§ **DATA IN THIS EXERCISE**
··········

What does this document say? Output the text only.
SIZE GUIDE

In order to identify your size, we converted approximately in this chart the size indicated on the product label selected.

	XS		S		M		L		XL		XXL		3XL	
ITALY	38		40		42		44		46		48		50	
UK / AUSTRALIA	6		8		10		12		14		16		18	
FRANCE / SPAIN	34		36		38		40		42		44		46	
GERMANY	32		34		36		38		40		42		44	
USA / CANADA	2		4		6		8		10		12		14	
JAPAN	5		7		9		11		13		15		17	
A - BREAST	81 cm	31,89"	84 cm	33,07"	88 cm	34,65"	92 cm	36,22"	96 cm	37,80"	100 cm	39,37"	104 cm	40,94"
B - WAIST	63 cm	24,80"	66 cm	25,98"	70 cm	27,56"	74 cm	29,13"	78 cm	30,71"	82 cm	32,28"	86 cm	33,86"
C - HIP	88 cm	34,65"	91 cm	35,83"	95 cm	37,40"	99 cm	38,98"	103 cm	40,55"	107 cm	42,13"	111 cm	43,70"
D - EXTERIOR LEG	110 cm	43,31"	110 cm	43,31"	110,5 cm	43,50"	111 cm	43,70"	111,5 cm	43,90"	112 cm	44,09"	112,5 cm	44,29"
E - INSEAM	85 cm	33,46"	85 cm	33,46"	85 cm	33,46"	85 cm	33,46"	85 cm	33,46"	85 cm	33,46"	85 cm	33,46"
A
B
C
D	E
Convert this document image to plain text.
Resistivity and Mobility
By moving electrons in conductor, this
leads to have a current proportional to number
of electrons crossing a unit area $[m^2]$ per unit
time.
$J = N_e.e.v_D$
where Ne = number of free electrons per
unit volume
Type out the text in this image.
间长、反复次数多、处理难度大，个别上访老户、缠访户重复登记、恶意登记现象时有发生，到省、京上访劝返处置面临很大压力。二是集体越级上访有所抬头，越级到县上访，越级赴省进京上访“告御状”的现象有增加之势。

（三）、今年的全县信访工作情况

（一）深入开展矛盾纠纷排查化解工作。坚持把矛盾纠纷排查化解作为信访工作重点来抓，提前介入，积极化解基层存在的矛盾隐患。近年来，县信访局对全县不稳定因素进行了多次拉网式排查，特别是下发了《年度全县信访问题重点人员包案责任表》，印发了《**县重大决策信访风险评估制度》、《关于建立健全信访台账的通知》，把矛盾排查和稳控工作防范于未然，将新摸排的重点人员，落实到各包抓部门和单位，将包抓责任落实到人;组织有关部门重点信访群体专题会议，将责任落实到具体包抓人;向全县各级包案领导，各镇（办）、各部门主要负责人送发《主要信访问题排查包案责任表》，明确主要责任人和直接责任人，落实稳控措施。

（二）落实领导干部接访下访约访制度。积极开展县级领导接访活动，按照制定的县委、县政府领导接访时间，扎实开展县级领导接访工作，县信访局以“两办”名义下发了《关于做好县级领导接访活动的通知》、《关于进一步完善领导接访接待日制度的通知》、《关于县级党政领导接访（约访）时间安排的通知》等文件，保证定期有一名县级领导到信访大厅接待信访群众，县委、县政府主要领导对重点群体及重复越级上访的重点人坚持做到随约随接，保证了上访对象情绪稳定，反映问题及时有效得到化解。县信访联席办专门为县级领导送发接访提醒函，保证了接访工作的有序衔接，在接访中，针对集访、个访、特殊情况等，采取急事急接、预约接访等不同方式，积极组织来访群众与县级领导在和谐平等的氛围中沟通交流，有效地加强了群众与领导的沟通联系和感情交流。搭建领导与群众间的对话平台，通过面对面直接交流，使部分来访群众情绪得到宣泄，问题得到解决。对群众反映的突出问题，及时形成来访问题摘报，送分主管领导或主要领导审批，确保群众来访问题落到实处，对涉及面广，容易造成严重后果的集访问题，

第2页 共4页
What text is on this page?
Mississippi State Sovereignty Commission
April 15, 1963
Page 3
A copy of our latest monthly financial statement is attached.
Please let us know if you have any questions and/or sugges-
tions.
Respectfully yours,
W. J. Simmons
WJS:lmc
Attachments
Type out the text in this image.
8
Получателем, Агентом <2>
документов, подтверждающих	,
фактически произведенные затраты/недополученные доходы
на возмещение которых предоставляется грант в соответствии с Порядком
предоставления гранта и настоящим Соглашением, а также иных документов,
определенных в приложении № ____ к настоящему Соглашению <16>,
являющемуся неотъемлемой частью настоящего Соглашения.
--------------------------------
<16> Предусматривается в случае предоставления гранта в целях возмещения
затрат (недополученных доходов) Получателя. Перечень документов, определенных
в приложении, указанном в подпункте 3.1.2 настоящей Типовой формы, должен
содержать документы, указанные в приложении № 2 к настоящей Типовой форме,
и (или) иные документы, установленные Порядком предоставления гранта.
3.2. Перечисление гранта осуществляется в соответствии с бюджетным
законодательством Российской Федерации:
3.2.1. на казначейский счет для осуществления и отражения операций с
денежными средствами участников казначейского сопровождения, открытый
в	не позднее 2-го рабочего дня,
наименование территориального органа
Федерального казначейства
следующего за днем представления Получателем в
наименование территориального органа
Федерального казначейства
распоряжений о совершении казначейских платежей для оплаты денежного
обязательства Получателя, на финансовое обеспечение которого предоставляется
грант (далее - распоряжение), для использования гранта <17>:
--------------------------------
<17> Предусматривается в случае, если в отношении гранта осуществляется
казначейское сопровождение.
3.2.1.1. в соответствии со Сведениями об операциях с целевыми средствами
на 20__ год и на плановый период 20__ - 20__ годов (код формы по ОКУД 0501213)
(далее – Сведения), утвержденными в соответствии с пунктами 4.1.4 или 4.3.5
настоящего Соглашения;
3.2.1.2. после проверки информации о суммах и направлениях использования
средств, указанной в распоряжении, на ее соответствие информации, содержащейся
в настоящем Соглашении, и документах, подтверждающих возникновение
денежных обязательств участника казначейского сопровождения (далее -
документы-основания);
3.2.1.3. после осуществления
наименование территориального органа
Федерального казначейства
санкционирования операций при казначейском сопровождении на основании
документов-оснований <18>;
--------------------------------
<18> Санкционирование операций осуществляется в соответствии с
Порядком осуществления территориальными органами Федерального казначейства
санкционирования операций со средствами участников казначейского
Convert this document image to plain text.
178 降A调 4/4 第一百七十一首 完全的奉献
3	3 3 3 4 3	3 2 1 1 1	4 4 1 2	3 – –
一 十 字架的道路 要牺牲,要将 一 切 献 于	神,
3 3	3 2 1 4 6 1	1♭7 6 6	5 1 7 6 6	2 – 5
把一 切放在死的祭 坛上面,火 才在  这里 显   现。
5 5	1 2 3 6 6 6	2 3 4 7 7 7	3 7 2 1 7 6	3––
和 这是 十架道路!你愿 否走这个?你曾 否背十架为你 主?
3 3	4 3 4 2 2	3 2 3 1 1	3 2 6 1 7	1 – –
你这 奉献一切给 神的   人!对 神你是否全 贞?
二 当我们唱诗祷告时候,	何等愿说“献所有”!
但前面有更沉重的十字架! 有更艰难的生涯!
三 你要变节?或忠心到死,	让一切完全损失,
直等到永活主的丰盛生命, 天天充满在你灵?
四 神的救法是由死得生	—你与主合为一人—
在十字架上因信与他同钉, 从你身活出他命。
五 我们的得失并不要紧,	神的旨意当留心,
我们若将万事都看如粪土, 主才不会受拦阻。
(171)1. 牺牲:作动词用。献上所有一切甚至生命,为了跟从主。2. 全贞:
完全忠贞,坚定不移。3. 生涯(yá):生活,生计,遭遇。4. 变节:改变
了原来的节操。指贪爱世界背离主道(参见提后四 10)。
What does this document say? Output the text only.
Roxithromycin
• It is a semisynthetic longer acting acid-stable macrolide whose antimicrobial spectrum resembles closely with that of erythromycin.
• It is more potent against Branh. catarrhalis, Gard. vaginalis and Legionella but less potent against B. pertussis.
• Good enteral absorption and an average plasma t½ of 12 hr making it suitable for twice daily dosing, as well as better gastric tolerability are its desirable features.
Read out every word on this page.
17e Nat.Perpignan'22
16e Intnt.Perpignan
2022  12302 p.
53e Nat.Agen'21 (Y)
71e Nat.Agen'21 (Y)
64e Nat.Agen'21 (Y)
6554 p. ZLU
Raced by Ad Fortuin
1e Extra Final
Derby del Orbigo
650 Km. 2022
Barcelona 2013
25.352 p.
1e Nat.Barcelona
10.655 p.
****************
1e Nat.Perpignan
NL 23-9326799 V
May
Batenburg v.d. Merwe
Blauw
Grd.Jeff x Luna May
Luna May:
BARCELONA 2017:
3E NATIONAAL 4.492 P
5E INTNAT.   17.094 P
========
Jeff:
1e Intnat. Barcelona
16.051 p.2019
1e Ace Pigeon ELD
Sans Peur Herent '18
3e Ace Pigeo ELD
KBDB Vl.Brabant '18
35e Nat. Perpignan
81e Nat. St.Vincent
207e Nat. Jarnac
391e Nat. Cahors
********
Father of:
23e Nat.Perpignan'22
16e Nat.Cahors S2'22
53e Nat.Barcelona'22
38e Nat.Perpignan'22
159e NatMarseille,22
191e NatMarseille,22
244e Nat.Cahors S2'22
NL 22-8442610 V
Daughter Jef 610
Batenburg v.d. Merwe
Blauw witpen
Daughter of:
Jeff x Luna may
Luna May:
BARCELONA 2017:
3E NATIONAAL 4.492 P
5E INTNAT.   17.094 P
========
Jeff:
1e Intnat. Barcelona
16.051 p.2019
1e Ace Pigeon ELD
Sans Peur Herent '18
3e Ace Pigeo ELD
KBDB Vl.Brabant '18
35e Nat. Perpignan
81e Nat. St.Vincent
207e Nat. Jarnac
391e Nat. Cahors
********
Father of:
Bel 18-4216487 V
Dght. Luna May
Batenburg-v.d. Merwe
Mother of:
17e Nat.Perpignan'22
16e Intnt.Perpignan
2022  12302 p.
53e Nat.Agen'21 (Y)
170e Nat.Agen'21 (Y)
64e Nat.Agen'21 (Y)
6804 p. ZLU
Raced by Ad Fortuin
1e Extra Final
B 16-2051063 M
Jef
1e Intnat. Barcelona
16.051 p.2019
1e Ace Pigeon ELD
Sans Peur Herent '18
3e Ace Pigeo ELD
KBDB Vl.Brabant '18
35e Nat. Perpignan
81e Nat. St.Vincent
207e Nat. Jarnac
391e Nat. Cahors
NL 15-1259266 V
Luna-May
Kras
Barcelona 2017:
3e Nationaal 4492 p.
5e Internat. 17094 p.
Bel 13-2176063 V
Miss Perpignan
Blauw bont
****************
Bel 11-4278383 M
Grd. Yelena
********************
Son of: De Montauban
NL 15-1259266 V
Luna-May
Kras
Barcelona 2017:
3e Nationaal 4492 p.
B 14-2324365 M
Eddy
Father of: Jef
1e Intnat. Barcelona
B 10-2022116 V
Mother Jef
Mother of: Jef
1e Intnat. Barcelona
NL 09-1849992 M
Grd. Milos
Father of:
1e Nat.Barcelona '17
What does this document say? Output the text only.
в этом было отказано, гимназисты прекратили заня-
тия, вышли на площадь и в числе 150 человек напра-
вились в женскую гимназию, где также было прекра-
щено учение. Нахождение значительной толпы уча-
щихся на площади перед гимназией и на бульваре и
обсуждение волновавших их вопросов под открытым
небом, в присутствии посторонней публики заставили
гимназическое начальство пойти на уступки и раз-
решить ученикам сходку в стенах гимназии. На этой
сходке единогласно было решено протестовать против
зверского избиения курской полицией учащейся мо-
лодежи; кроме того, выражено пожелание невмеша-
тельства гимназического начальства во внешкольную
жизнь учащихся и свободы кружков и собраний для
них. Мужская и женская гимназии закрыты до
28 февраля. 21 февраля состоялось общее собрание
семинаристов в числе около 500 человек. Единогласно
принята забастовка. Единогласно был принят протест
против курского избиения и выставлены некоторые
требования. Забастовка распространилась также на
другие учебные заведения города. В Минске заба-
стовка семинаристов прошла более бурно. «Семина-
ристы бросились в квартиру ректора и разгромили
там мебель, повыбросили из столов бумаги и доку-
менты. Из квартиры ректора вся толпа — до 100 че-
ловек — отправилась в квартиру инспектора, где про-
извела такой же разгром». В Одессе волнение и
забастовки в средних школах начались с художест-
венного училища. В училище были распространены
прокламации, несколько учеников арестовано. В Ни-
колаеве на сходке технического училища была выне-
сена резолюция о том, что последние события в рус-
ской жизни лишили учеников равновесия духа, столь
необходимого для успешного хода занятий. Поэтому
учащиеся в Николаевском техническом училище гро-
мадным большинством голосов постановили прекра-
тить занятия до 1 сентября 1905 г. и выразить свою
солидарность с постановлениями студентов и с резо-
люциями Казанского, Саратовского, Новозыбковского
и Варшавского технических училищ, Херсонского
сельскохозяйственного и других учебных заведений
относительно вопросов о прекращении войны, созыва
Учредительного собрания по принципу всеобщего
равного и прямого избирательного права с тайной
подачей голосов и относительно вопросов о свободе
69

··········

§ **STATED PROBLEM**
Looking at the data above, show all lines where the word "предоставляется" occurs.

§ **WRITTEN REPLY**
на возмещение которых предоставляется грант в соответствии с Порядком
обязательства Получателя, на финансовое обеспечение которого предоставляется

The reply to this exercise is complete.